>> Start Stored data

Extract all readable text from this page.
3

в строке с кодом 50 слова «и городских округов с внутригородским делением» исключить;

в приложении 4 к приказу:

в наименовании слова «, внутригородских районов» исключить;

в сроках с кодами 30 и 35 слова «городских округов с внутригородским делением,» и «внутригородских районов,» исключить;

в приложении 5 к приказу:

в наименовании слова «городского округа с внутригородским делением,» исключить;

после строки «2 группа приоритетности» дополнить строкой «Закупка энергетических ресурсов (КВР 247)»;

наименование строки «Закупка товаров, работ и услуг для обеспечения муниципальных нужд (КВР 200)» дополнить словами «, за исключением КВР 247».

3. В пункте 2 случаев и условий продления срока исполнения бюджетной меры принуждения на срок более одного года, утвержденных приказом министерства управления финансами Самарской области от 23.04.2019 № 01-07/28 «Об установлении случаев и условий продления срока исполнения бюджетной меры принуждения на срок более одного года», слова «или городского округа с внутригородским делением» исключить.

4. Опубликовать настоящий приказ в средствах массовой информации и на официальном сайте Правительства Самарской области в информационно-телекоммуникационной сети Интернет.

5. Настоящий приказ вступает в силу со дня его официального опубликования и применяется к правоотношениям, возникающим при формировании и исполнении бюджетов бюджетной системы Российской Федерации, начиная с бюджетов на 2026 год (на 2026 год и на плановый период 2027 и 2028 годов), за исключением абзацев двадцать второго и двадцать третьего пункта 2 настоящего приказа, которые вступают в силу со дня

>> End Stored data

Set exercise – Retype the material in full, character for character.

Output for this task –
Extract all readable text from this page.
3

в строке с кодом 50 слова «и городских округов с внутригородским делением» исключить;

в приложении 4 к приказу:

в наименовании слова «, внутригородских районов» исключить;

в сроках с кодами 30 и 35 слова «городских округов с внутригородским делением,» и «внутригородских районов,» исключить;

в приложении 5 к приказу:

в наименовании слова «городского округа с внутригородским делением,» исключить;

после строки «2 группа приоритетности» дополнить строкой «Закупка энергетических ресурсов (КВР 247)»;

наименование строки «Закупка товаров, работ и услуг для обеспечения муниципальных нужд (КВР 200)» дополнить словами «, за исключением КВР 247».

3. В пункте 2 случаев и условий продления срока исполнения бюджетной меры принуждения на срок более одного года, утвержденных приказом министерства управления финансами Самарской области от 23.04.2019 № 01-07/28 «Об установлении случаев и условий продления срока исполнения бюджетной меры принуждения на срок более одного года», слова «или городского округа с внутригородским делением» исключить.

4. Опубликовать настоящий приказ в средствах массовой информации и на официальном сайте Правительства Самарской области в информационно-телекоммуникационной сети Интернет.

5. Настоящий приказ вступает в силу со дня его официального опубликования и применяется к правоотношениям, возникающим при формировании и исполнении бюджетов бюджетной системы Российской Федерации, начиная с бюджетов на 2026 год (на 2026 год и на плановый период 2027 и 2028 годов), за исключением абзацев двадцать второго и двадцать третьего пункта 2 настоящего приказа, которые вступают в силу со дня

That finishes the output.